• Task prompt
What lines of the data include the string "国债与地方政府债周度净融资额"? Copy them all.

• Dataset records

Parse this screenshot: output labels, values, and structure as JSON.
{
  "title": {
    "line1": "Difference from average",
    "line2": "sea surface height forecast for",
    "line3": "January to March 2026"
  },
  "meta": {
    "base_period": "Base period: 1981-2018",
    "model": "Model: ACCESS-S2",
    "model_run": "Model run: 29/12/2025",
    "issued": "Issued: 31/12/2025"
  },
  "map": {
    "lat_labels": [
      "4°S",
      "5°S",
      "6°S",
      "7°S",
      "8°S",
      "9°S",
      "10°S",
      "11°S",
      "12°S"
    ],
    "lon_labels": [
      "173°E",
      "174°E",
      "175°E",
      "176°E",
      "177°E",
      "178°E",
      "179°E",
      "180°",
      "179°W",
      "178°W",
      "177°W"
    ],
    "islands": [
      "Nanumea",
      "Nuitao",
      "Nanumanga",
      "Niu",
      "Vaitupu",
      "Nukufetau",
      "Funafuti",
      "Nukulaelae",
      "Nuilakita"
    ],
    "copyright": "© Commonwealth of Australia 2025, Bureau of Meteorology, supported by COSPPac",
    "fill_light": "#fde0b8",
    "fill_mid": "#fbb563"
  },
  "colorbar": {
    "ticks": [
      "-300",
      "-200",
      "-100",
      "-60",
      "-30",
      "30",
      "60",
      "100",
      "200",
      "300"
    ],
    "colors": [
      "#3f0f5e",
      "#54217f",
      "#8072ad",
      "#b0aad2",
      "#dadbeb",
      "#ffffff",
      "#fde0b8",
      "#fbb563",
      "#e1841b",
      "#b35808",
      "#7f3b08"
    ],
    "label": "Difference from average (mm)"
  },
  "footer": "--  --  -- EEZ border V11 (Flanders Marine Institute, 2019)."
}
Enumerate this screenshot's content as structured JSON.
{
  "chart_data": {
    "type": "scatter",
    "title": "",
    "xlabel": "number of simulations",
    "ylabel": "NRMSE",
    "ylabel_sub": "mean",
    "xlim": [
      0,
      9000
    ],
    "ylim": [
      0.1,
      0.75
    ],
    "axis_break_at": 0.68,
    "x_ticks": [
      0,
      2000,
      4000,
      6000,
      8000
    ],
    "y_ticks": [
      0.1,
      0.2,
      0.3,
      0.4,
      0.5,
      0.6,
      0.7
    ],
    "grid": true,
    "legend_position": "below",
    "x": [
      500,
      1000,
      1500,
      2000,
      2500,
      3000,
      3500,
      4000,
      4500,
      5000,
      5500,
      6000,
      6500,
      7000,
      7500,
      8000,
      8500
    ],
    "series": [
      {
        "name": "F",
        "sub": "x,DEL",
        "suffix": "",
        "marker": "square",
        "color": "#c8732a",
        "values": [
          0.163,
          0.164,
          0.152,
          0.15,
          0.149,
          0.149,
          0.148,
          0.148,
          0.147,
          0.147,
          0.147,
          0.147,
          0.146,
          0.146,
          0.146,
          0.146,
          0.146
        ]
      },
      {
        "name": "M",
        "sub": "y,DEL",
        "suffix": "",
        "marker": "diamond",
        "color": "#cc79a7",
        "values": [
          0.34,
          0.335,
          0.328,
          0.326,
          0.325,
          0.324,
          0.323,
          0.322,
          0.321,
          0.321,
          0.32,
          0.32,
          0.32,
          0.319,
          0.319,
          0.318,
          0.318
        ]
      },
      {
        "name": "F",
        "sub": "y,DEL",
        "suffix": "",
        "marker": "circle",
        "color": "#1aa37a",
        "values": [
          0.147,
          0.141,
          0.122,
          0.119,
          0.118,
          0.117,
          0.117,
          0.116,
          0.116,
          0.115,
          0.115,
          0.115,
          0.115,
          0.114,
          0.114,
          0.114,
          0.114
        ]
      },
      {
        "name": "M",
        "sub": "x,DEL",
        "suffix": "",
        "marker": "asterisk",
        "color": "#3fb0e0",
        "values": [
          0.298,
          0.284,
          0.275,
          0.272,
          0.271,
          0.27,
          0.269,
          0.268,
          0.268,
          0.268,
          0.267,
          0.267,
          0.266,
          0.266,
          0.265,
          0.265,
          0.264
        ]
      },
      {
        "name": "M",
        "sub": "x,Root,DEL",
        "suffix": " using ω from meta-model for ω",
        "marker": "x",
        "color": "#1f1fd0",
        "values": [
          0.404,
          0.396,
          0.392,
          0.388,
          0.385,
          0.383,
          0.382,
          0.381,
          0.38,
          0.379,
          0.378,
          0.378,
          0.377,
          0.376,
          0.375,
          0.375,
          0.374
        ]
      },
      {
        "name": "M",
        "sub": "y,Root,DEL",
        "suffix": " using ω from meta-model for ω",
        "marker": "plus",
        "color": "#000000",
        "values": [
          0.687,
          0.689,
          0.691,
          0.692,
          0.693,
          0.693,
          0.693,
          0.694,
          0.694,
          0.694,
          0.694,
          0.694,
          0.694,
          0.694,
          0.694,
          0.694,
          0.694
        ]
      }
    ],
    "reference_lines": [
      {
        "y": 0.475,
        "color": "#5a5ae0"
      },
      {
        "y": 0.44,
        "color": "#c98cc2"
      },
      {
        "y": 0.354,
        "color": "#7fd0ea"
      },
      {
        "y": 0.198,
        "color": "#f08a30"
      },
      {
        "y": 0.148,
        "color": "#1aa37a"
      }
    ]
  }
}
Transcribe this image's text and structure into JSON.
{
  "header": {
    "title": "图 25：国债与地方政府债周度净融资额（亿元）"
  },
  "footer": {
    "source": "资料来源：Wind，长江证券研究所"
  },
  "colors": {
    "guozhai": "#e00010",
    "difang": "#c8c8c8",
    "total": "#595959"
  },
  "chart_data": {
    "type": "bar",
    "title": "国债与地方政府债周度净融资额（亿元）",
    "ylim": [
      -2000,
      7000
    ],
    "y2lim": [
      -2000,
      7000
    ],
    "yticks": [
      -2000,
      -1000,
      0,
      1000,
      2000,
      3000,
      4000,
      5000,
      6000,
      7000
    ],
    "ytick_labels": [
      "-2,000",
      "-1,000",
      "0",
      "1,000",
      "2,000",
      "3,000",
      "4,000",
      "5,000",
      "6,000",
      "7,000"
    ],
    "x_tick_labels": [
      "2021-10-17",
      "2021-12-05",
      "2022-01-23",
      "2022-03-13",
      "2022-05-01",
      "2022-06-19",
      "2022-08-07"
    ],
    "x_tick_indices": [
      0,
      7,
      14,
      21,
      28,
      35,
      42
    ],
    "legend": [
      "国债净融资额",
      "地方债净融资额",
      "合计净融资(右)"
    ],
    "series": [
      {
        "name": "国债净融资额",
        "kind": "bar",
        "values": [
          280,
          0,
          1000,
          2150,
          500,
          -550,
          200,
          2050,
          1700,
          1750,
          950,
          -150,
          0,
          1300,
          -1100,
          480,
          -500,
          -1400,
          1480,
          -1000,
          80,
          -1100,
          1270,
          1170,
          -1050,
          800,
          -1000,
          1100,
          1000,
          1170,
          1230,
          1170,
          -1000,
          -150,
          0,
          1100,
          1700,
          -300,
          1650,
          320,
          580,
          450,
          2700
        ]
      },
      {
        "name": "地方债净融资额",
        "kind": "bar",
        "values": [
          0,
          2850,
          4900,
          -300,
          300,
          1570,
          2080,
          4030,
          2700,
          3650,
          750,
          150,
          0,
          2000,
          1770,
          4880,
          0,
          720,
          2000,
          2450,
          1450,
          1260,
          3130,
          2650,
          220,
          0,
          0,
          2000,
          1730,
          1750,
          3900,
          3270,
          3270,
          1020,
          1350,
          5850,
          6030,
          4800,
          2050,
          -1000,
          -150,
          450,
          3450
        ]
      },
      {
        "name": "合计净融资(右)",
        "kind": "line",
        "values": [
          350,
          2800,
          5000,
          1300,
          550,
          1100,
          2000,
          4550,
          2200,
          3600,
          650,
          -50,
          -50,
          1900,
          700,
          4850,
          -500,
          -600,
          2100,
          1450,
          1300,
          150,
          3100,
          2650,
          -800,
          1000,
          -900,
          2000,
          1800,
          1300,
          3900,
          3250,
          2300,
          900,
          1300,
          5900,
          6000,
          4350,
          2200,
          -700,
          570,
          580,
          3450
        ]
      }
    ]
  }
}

• Exercise output
    "title": "图 25：国债与地方政府债周度净融资额（亿元）"
    "title": "国债与地方政府债周度净融资额（亿元）",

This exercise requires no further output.